[Stored data]
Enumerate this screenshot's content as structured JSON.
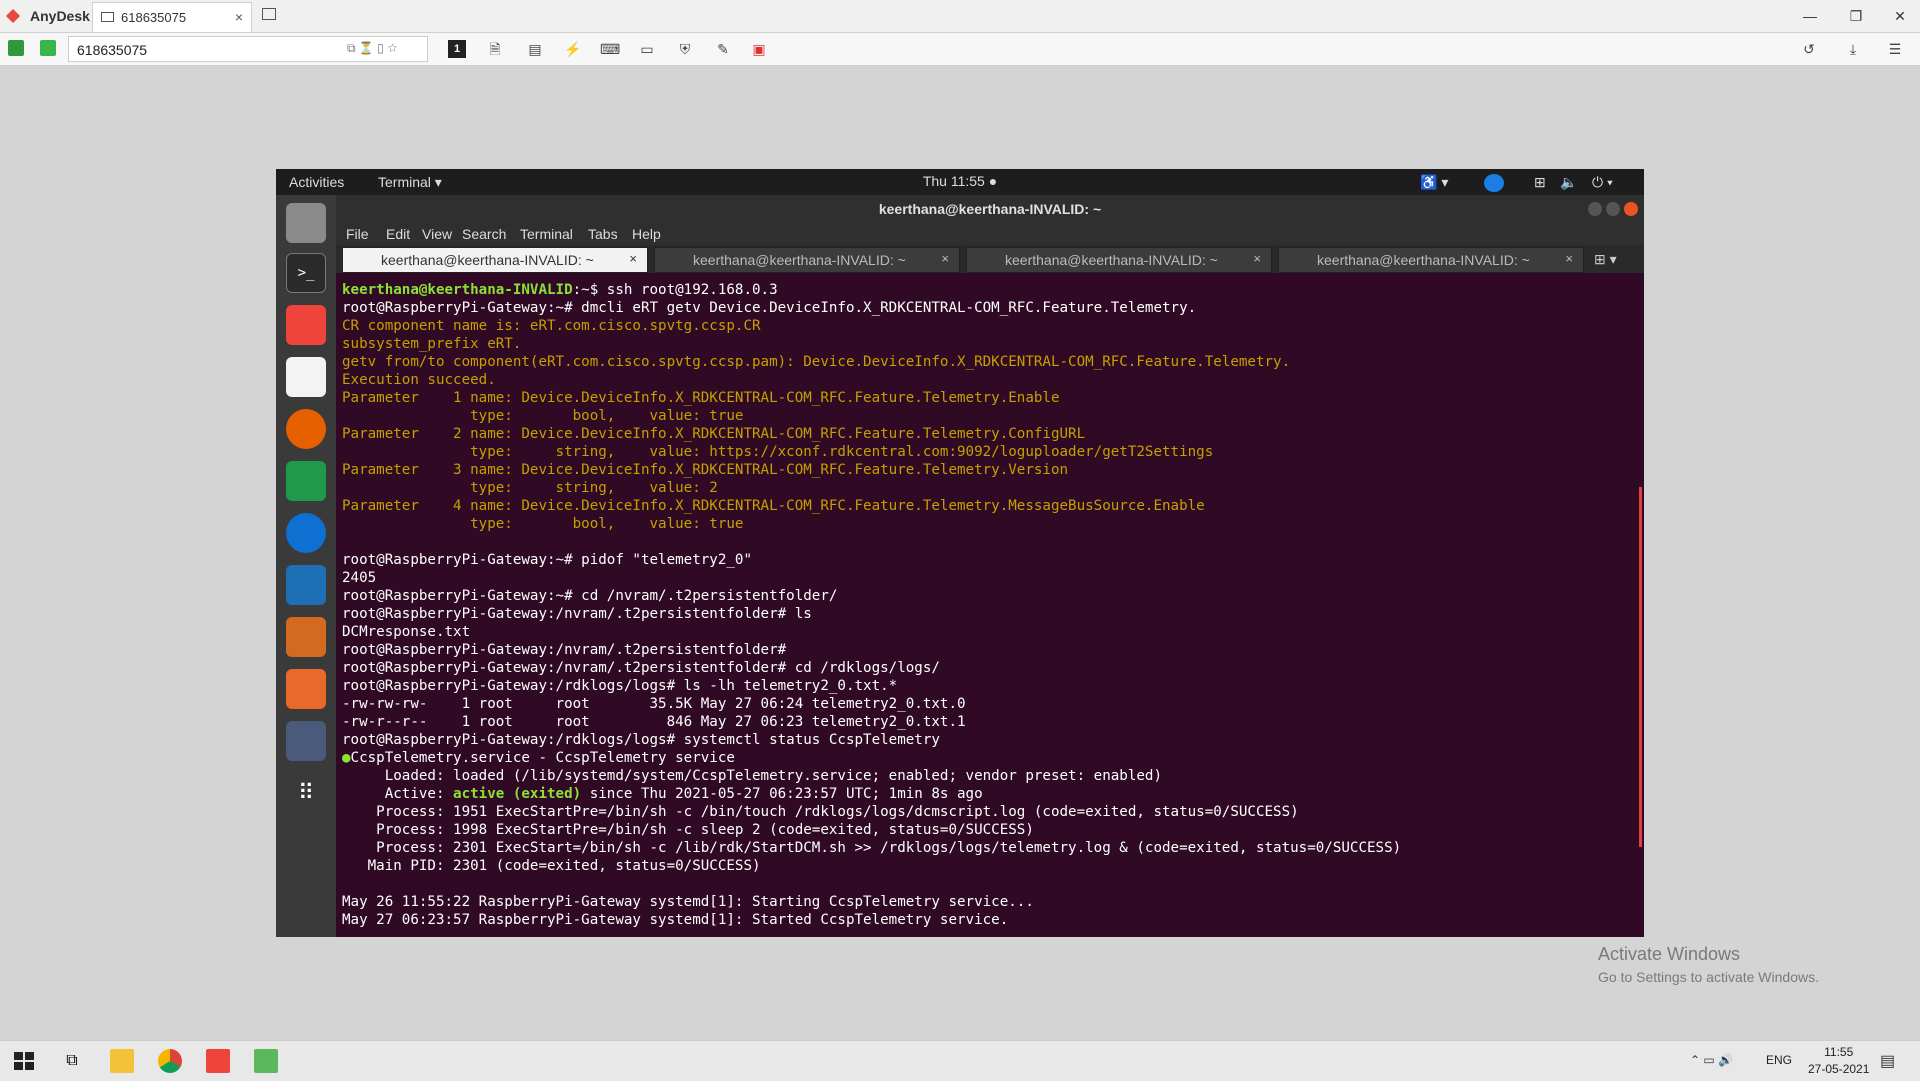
{
  "anydesk": {
    "app_name": "AnyDesk",
    "tab_label": "618635075",
    "address_value": "618635075"
  },
  "ubuntu": {
    "activities": "Activities",
    "app_menu": "Terminal ▾",
    "clock": "Thu 11:55 ●"
  },
  "terminal": {
    "title": "keerthana@keerthana-INVALID: ~",
    "menu": [
      "File",
      "Edit",
      "View",
      "Search",
      "Terminal",
      "Tabs",
      "Help"
    ],
    "tabs": [
      {
        "label": "keerthana@keerthana-INVALID: ~",
        "active": true
      },
      {
        "label": "keerthana@keerthana-INVALID: ~",
        "active": false
      },
      {
        "label": "keerthana@keerthana-INVALID: ~",
        "active": false
      },
      {
        "label": "keerthana@keerthana-INVALID: ~",
        "active": false
      }
    ],
    "lines": [
      {
        "parts": [
          {
            "t": "keerthana@keerthana-INVALID",
            "c": "ps1"
          },
          {
            "t": ":~$ ssh root@192.168.0.3",
            "c": ""
          }
        ]
      },
      {
        "parts": [
          {
            "t": "root@RaspberryPi-Gateway:~# dmcli eRT getv Device.DeviceInfo.X_RDKCENTRAL-COM_RFC.Feature.Telemetry.",
            "c": ""
          }
        ]
      },
      {
        "parts": [
          {
            "t": "CR component name is: eRT.com.cisco.spvtg.ccsp.CR",
            "c": "yel"
          }
        ]
      },
      {
        "parts": [
          {
            "t": "subsystem_prefix eRT.",
            "c": "yel"
          }
        ]
      },
      {
        "parts": [
          {
            "t": "getv from/to component(eRT.com.cisco.spvtg.ccsp.pam): Device.DeviceInfo.X_RDKCENTRAL-COM_RFC.Feature.Telemetry.",
            "c": "yel"
          }
        ]
      },
      {
        "parts": [
          {
            "t": "Execution succeed.",
            "c": "yel"
          }
        ]
      },
      {
        "parts": [
          {
            "t": "Parameter    1 name: Device.DeviceInfo.X_RDKCENTRAL-COM_RFC.Feature.Telemetry.Enable",
            "c": "yel"
          }
        ]
      },
      {
        "parts": [
          {
            "t": "               type:       bool,    value: true",
            "c": "yel"
          }
        ]
      },
      {
        "parts": [
          {
            "t": "Parameter    2 name: Device.DeviceInfo.X_RDKCENTRAL-COM_RFC.Feature.Telemetry.ConfigURL",
            "c": "yel"
          }
        ]
      },
      {
        "parts": [
          {
            "t": "               type:     string,    value: https://xconf.rdkcentral.com:9092/loguploader/getT2Settings",
            "c": "yel"
          }
        ]
      },
      {
        "parts": [
          {
            "t": "Parameter    3 name: Device.DeviceInfo.X_RDKCENTRAL-COM_RFC.Feature.Telemetry.Version",
            "c": "yel"
          }
        ]
      },
      {
        "parts": [
          {
            "t": "               type:     string,    value: 2",
            "c": "yel"
          }
        ]
      },
      {
        "parts": [
          {
            "t": "Parameter    4 name: Device.DeviceInfo.X_RDKCENTRAL-COM_RFC.Feature.Telemetry.MessageBusSource.Enable",
            "c": "yel"
          }
        ]
      },
      {
        "parts": [
          {
            "t": "               type:       bool,    value: true",
            "c": "yel"
          }
        ]
      },
      {
        "parts": [
          {
            "t": "",
            "c": ""
          }
        ]
      },
      {
        "parts": [
          {
            "t": "root@RaspberryPi-Gateway:~# pidof \"telemetry2_0\"",
            "c": ""
          }
        ]
      },
      {
        "parts": [
          {
            "t": "2405",
            "c": ""
          }
        ]
      },
      {
        "parts": [
          {
            "t": "root@RaspberryPi-Gateway:~# cd /nvram/.t2persistentfolder/",
            "c": ""
          }
        ]
      },
      {
        "parts": [
          {
            "t": "root@RaspberryPi-Gateway:/nvram/.t2persistentfolder# ls",
            "c": ""
          }
        ]
      },
      {
        "parts": [
          {
            "t": "DCMresponse.txt",
            "c": ""
          }
        ]
      },
      {
        "parts": [
          {
            "t": "root@RaspberryPi-Gateway:/nvram/.t2persistentfolder#",
            "c": ""
          }
        ]
      },
      {
        "parts": [
          {
            "t": "root@RaspberryPi-Gateway:/nvram/.t2persistentfolder# cd /rdklogs/logs/",
            "c": ""
          }
        ]
      },
      {
        "parts": [
          {
            "t": "root@RaspberryPi-Gateway:/rdklogs/logs# ls -lh telemetry2_0.txt.*",
            "c": ""
          }
        ]
      },
      {
        "parts": [
          {
            "t": "-rw-rw-rw-    1 root     root       35.5K May 27 06:24 telemetry2_0.txt.0",
            "c": ""
          }
        ]
      },
      {
        "parts": [
          {
            "t": "-rw-r--r--    1 root     root         846 May 27 06:23 telemetry2_0.txt.1",
            "c": ""
          }
        ]
      },
      {
        "parts": [
          {
            "t": "root@RaspberryPi-Gateway:/rdklogs/logs# systemctl status CcspTelemetry",
            "c": ""
          }
        ]
      },
      {
        "parts": [
          {
            "t": "●",
            "c": "gr"
          },
          {
            "t": "CcspTelemetry.service - CcspTelemetry service",
            "c": ""
          }
        ]
      },
      {
        "parts": [
          {
            "t": "     Loaded: loaded (/lib/systemd/system/CcspTelemetry.service; enabled; vendor preset: enabled)",
            "c": ""
          }
        ]
      },
      {
        "parts": [
          {
            "t": "     Active: ",
            "c": ""
          },
          {
            "t": "active (exited)",
            "c": "gr"
          },
          {
            "t": " since Thu 2021-05-27 06:23:57 UTC; 1min 8s ago",
            "c": ""
          }
        ]
      },
      {
        "parts": [
          {
            "t": "    Process: 1951 ExecStartPre=/bin/sh -c /bin/touch /rdklogs/logs/dcmscript.log (code=exited, status=0/SUCCESS)",
            "c": ""
          }
        ]
      },
      {
        "parts": [
          {
            "t": "    Process: 1998 ExecStartPre=/bin/sh -c sleep 2 (code=exited, status=0/SUCCESS)",
            "c": ""
          }
        ]
      },
      {
        "parts": [
          {
            "t": "    Process: 2301 ExecStart=/bin/sh -c /lib/rdk/StartDCM.sh >> /rdklogs/logs/telemetry.log & (code=exited, status=0/SUCCESS)",
            "c": ""
          }
        ]
      },
      {
        "parts": [
          {
            "t": "   Main PID: 2301 (code=exited, status=0/SUCCESS)",
            "c": ""
          }
        ]
      },
      {
        "parts": [
          {
            "t": "",
            "c": ""
          }
        ]
      },
      {
        "parts": [
          {
            "t": "May 26 11:55:22 RaspberryPi-Gateway systemd[1]: Starting CcspTelemetry service...",
            "c": ""
          }
        ]
      },
      {
        "parts": [
          {
            "t": "May 27 06:23:57 RaspberryPi-Gateway systemd[1]: Started CcspTelemetry service.",
            "c": ""
          }
        ]
      }
    ]
  },
  "watermark": {
    "line1": "Activate Windows",
    "line2": "Go to Settings to activate Windows."
  },
  "taskbar": {
    "lang": "ENG",
    "time": "11:55",
    "date": "27-05-2021"
  },
  "colors": {
    "terminal_bg": "#300a24",
    "prompt_green": "#8ae234",
    "output_yellow": "#c4a000",
    "anydesk_red": "#ef443b"
  }
}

**WHAT IS NEEDED:** Drop the images and repeat the data exactly.

**ANSWER BELOW:**
Enumerate this screenshot's content as structured JSON.
{
  "anydesk": {
    "app_name": "AnyDesk",
    "tab_label": "618635075",
    "address_value": "618635075"
  },
  "ubuntu": {
    "activities": "Activities",
    "app_menu": "Terminal ▾",
    "clock": "Thu 11:55 ●"
  },
  "terminal": {
    "title": "keerthana@keerthana-INVALID: ~",
    "menu": [
      "File",
      "Edit",
      "View",
      "Search",
      "Terminal",
      "Tabs",
      "Help"
    ],
    "tabs": [
      {
        "label": "keerthana@keerthana-INVALID: ~",
        "active": true
      },
      {
        "label": "keerthana@keerthana-INVALID: ~",
        "active": false
      },
      {
        "label": "keerthana@keerthana-INVALID: ~",
        "active": false
      },
      {
        "label": "keerthana@keerthana-INVALID: ~",
        "active": false
      }
    ],
    "lines": [
      {
        "parts": [
          {
            "t": "keerthana@keerthana-INVALID",
            "c": "ps1"
          },
          {
            "t": ":~$ ssh root@192.168.0.3",
            "c": ""
          }
        ]
      },
      {
        "parts": [
          {
            "t": "root@RaspberryPi-Gateway:~# dmcli eRT getv Device.DeviceInfo.X_RDKCENTRAL-COM_RFC.Feature.Telemetry.",
            "c": ""
          }
        ]
      },
      {
        "parts": [
          {
            "t": "CR component name is: eRT.com.cisco.spvtg.ccsp.CR",
            "c": "yel"
          }
        ]
      },
      {
        "parts": [
          {
            "t": "subsystem_prefix eRT.",
            "c": "yel"
          }
        ]
      },
      {
        "parts": [
          {
            "t": "getv from/to component(eRT.com.cisco.spvtg.ccsp.pam): Device.DeviceInfo.X_RDKCENTRAL-COM_RFC.Feature.Telemetry.",
            "c": "yel"
          }
        ]
      },
      {
        "parts": [
          {
            "t": "Execution succeed.",
            "c": "yel"
          }
        ]
      },
      {
        "parts": [
          {
            "t": "Parameter    1 name: Device.DeviceInfo.X_RDKCENTRAL-COM_RFC.Feature.Telemetry.Enable",
            "c": "yel"
          }
        ]
      },
      {
        "parts": [
          {
            "t": "               type:       bool,    value: true",
            "c": "yel"
          }
        ]
      },
      {
        "parts": [
          {
            "t": "Parameter    2 name: Device.DeviceInfo.X_RDKCENTRAL-COM_RFC.Feature.Telemetry.ConfigURL",
            "c": "yel"
          }
        ]
      },
      {
        "parts": [
          {
            "t": "               type:     string,    value: https://xconf.rdkcentral.com:9092/loguploader/getT2Settings",
            "c": "yel"
          }
        ]
      },
      {
        "parts": [
          {
            "t": "Parameter    3 name: Device.DeviceInfo.X_RDKCENTRAL-COM_RFC.Feature.Telemetry.Version",
            "c": "yel"
          }
        ]
      },
      {
        "parts": [
          {
            "t": "               type:     string,    value: 2",
            "c": "yel"
          }
        ]
      },
      {
        "parts": [
          {
            "t": "Parameter    4 name: Device.DeviceInfo.X_RDKCENTRAL-COM_RFC.Feature.Telemetry.MessageBusSource.Enable",
            "c": "yel"
          }
        ]
      },
      {
        "parts": [
          {
            "t": "               type:       bool,    value: true",
            "c": "yel"
          }
        ]
      },
      {
        "parts": [
          {
            "t": "",
            "c": ""
          }
        ]
      },
      {
        "parts": [
          {
            "t": "root@RaspberryPi-Gateway:~# pidof \"telemetry2_0\"",
            "c": ""
          }
        ]
      },
      {
        "parts": [
          {
            "t": "2405",
            "c": ""
          }
        ]
      },
      {
        "parts": [
          {
            "t": "root@RaspberryPi-Gateway:~# cd /nvram/.t2persistentfolder/",
            "c": ""
          }
        ]
      },
      {
        "parts": [
          {
            "t": "root@RaspberryPi-Gateway:/nvram/.t2persistentfolder# ls",
            "c": ""
          }
        ]
      },
      {
        "parts": [
          {
            "t": "DCMresponse.txt",
            "c": ""
          }
        ]
      },
      {
        "parts": [
          {
            "t": "root@RaspberryPi-Gateway:/nvram/.t2persistentfolder#",
            "c": ""
          }
        ]
      },
      {
        "parts": [
          {
            "t": "root@RaspberryPi-Gateway:/nvram/.t2persistentfolder# cd /rdklogs/logs/",
            "c": ""
          }
        ]
      },
      {
        "parts": [
          {
            "t": "root@RaspberryPi-Gateway:/rdklogs/logs# ls -lh telemetry2_0.txt.*",
            "c": ""
          }
        ]
      },
      {
        "parts": [
          {
            "t": "-rw-rw-rw-    1 root     root       35.5K May 27 06:24 telemetry2_0.txt.0",
            "c": ""
          }
        ]
      },
      {
        "parts": [
          {
            "t": "-rw-r--r--    1 root     root         846 May 27 06:23 telemetry2_0.txt.1",
            "c": ""
          }
        ]
      },
      {
        "parts": [
          {
            "t": "root@RaspberryPi-Gateway:/rdklogs/logs# systemctl status CcspTelemetry",
            "c": ""
          }
        ]
      },
      {
        "parts": [
          {
            "t": "●",
            "c": "gr"
          },
          {
            "t": "CcspTelemetry.service - CcspTelemetry service",
            "c": ""
          }
        ]
      },
      {
        "parts": [
          {
            "t": "     Loaded: loaded (/lib/systemd/system/CcspTelemetry.service; enabled; vendor preset: enabled)",
            "c": ""
          }
        ]
      },
      {
        "parts": [
          {
            "t": "     Active: ",
            "c": ""
          },
          {
            "t": "active (exited)",
            "c": "gr"
          },
          {
            "t": " since Thu 2021-05-27 06:23:57 UTC; 1min 8s ago",
            "c": ""
          }
        ]
      },
      {
        "parts": [
          {
            "t": "    Process: 1951 ExecStartPre=/bin/sh -c /bin/touch /rdklogs/logs/dcmscript.log (code=exited, status=0/SUCCESS)",
            "c": ""
          }
        ]
      },
      {
        "parts": [
          {
            "t": "    Process: 1998 ExecStartPre=/bin/sh -c sleep 2 (code=exited, status=0/SUCCESS)",
            "c": ""
          }
        ]
      },
      {
        "parts": [
          {
            "t": "    Process: 2301 ExecStart=/bin/sh -c /lib/rdk/StartDCM.sh >> /rdklogs/logs/telemetry.log & (code=exited, status=0/SUCCESS)",
            "c": ""
          }
        ]
      },
      {
        "parts": [
          {
            "t": "   Main PID: 2301 (code=exited, status=0/SUCCESS)",
            "c": ""
          }
        ]
      },
      {
        "parts": [
          {
            "t": "",
            "c": ""
          }
        ]
      },
      {
        "parts": [
          {
            "t": "May 26 11:55:22 RaspberryPi-Gateway systemd[1]: Starting CcspTelemetry service...",
            "c": ""
          }
        ]
      },
      {
        "parts": [
          {
            "t": "May 27 06:23:57 RaspberryPi-Gateway systemd[1]: Started CcspTelemetry service.",
            "c": ""
          }
        ]
      }
    ]
  },
  "watermark": {
    "line1": "Activate Windows",
    "line2": "Go to Settings to activate Windows."
  },
  "taskbar": {
    "lang": "ENG",
    "time": "11:55",
    "date": "27-05-2021"
  },
  "colors": {
    "terminal_bg": "#300a24",
    "prompt_green": "#8ae234",
    "output_yellow": "#c4a000",
    "anydesk_red": "#ef443b"
  }
}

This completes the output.